Data listing —

= = = = = = =

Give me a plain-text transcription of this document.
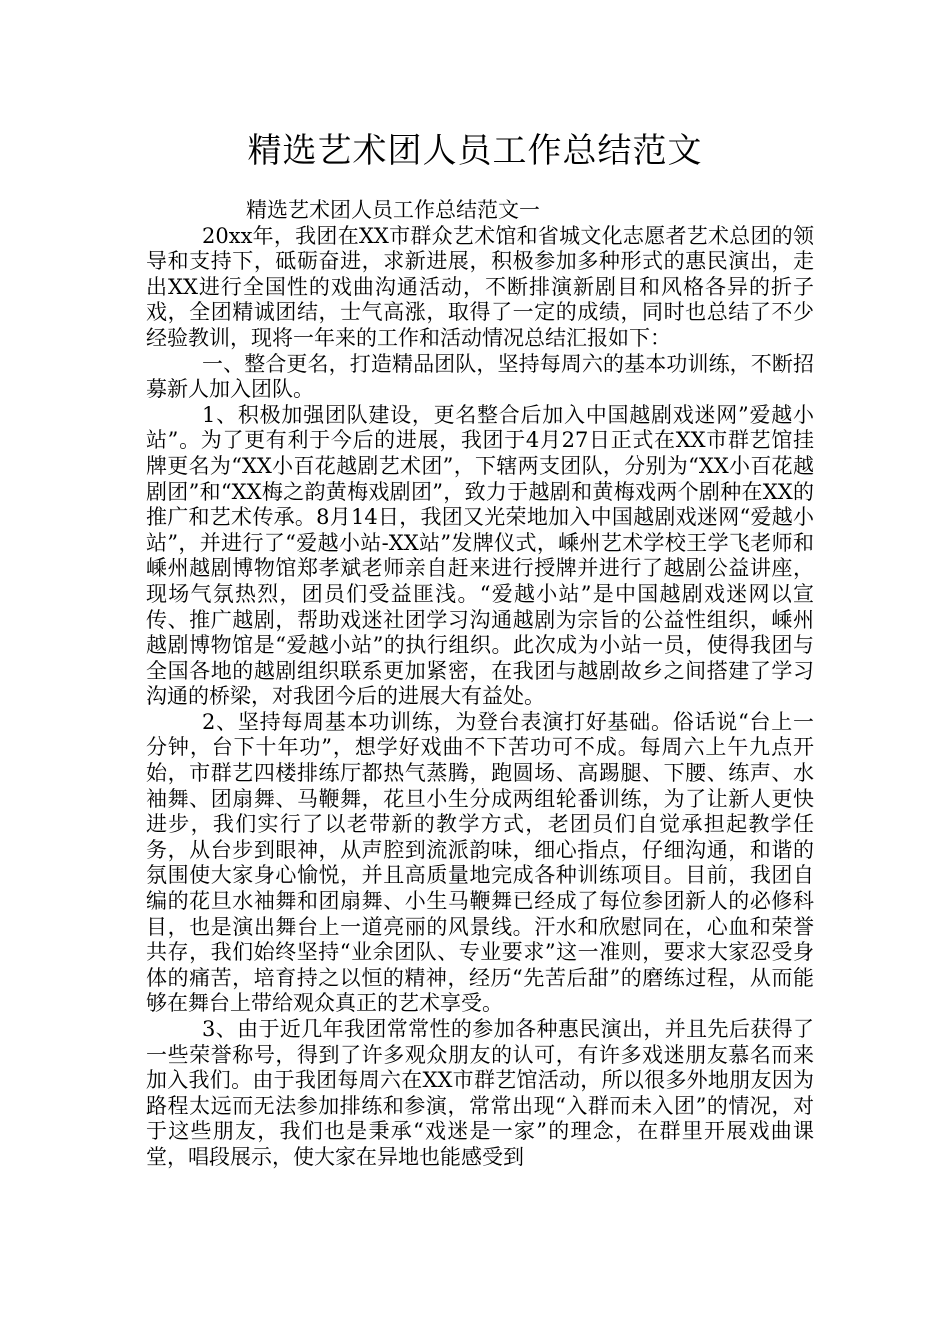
精选艺术团人员工作总结范文

精选艺术团人员工作总结范文一

20xx年，我团在XX市群众艺术馆和省城文化志愿者艺术总团的领导和支持下，砥砺奋进，求新进展，积极参加多种形式的惠民演出，走出XX进行全国性的戏曲沟通活动，不断排演新剧目和风格各异的折子戏，全团精诚团结，士气高涨，取得了一定的成绩，同时也总结了不少经验教训，现将一年来的工作和活动情况总结汇报如下：

一、整合更名，打造精品团队，坚持每周六的基本功训练，不断招募新人加入团队。

1、积极加强团队建设，更名整合后加入中国越剧戏迷网”爱越小站”。为了更有利于今后的进展，我团于4月27日正式在XX市群艺馆挂牌更名为“XX小百花越剧艺术团”，下辖两支团队，分别为“XX小百花越剧团”和“XX梅之韵黄梅戏剧团”，致力于越剧和黄梅戏两个剧种在XX的推广和艺术传承。8月14日，我团又光荣地加入中国越剧戏迷网“爱越小站”，并进行了“爱越小站-XX站”发牌仪式，嵊州艺术学校王学飞老师和嵊州越剧博物馆郑孝斌老师亲自赶来进行授牌并进行了越剧公益讲座，现场气氛热烈，团员们受益匪浅。“爱越小站”是中国越剧戏迷网以宣传、推广越剧，帮助戏迷社团学习沟通越剧为宗旨的公益性组织，嵊州越剧博物馆是“爱越小站”的执行组织。此次成为小站一员，使得我团与全国各地的越剧组织联系更加紧密，在我团与越剧故乡之间搭建了学习沟通的桥梁，对我团今后的进展大有益处。

2、坚持每周基本功训练，为登台表演打好基础。俗话说“台上一分钟，台下十年功”，想学好戏曲不下苦功可不成。每周六上午九点开始，市群艺四楼排练厅都热气蒸腾，跑圆场、高踢腿、下腰、练声、水袖舞、团扇舞、马鞭舞，花旦小生分成两组轮番训练，为了让新人更快进步，我们实行了以老带新的教学方式，老团员们自觉承担起教学任务，从台步到眼神，从声腔到流派韵味，细心指点，仔细沟通，和谐的氛围使大家身心愉悦，并且高质量地完成各种训练项目。目前，我团自编的花旦水袖舞和团扇舞、小生马鞭舞已经成了每位参团新人的必修科目，也是演出舞台上一道亮丽的风景线。汗水和欣慰同在，心血和荣誉共存，我们始终坚持“业余团队、专业要求”这一准则，要求大家忍受身体的痛苦，培育持之以恒的精神，经历“先苦后甜”的磨练过程，从而能够在舞台上带给观众真正的艺术享受。

3、由于近几年我团常常性的参加各种惠民演出，并且先后获得了一些荣誉称号，得到了许多观众朋友的认可，有许多戏迷朋友慕名而来加入我们。由于我团每周六在XX市群艺馆活动，所以很多外地朋友因为路程太远而无法参加排练和参演，常常出现“入群而未入团”的情况，对于这些朋友，我们也是秉承“戏迷是一家”的理念，在群里开展戏曲课堂，唱段展示，使大家在异地也能感受到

= = = = = = =

What to work on —
Word for word, quote the full listing, omitting every picture.

Exercise response —
Give me a plain-text transcription of this document.
精选艺术团人员工作总结范文

精选艺术团人员工作总结范文一

20xx年，我团在XX市群众艺术馆和省城文化志愿者艺术总团的领导和支持下，砥砺奋进，求新进展，积极参加多种形式的惠民演出，走出XX进行全国性的戏曲沟通活动，不断排演新剧目和风格各异的折子戏，全团精诚团结，士气高涨，取得了一定的成绩，同时也总结了不少经验教训，现将一年来的工作和活动情况总结汇报如下：

一、整合更名，打造精品团队，坚持每周六的基本功训练，不断招募新人加入团队。

1、积极加强团队建设，更名整合后加入中国越剧戏迷网”爱越小站”。为了更有利于今后的进展，我团于4月27日正式在XX市群艺馆挂牌更名为“XX小百花越剧艺术团”，下辖两支团队，分别为“XX小百花越剧团”和“XX梅之韵黄梅戏剧团”，致力于越剧和黄梅戏两个剧种在XX的推广和艺术传承。8月14日，我团又光荣地加入中国越剧戏迷网“爱越小站”，并进行了“爱越小站-XX站”发牌仪式，嵊州艺术学校王学飞老师和嵊州越剧博物馆郑孝斌老师亲自赶来进行授牌并进行了越剧公益讲座，现场气氛热烈，团员们受益匪浅。“爱越小站”是中国越剧戏迷网以宣传、推广越剧，帮助戏迷社团学习沟通越剧为宗旨的公益性组织，嵊州越剧博物馆是“爱越小站”的执行组织。此次成为小站一员，使得我团与全国各地的越剧组织联系更加紧密，在我团与越剧故乡之间搭建了学习沟通的桥梁，对我团今后的进展大有益处。

2、坚持每周基本功训练，为登台表演打好基础。俗话说“台上一分钟，台下十年功”，想学好戏曲不下苦功可不成。每周六上午九点开始，市群艺四楼排练厅都热气蒸腾，跑圆场、高踢腿、下腰、练声、水袖舞、团扇舞、马鞭舞，花旦小生分成两组轮番训练，为了让新人更快进步，我们实行了以老带新的教学方式，老团员们自觉承担起教学任务，从台步到眼神，从声腔到流派韵味，细心指点，仔细沟通，和谐的氛围使大家身心愉悦，并且高质量地完成各种训练项目。目前，我团自编的花旦水袖舞和团扇舞、小生马鞭舞已经成了每位参团新人的必修科目，也是演出舞台上一道亮丽的风景线。汗水和欣慰同在，心血和荣誉共存，我们始终坚持“业余团队、专业要求”这一准则，要求大家忍受身体的痛苦，培育持之以恒的精神，经历“先苦后甜”的磨练过程，从而能够在舞台上带给观众真正的艺术享受。

3、由于近几年我团常常性的参加各种惠民演出，并且先后获得了一些荣誉称号，得到了许多观众朋友的认可，有许多戏迷朋友慕名而来加入我们。由于我团每周六在XX市群艺馆活动，所以很多外地朋友因为路程太远而无法参加排练和参演，常常出现“入群而未入团”的情况，对于这些朋友，我们也是秉承“戏迷是一家”的理念，在群里开展戏曲课堂，唱段展示，使大家在异地也能感受到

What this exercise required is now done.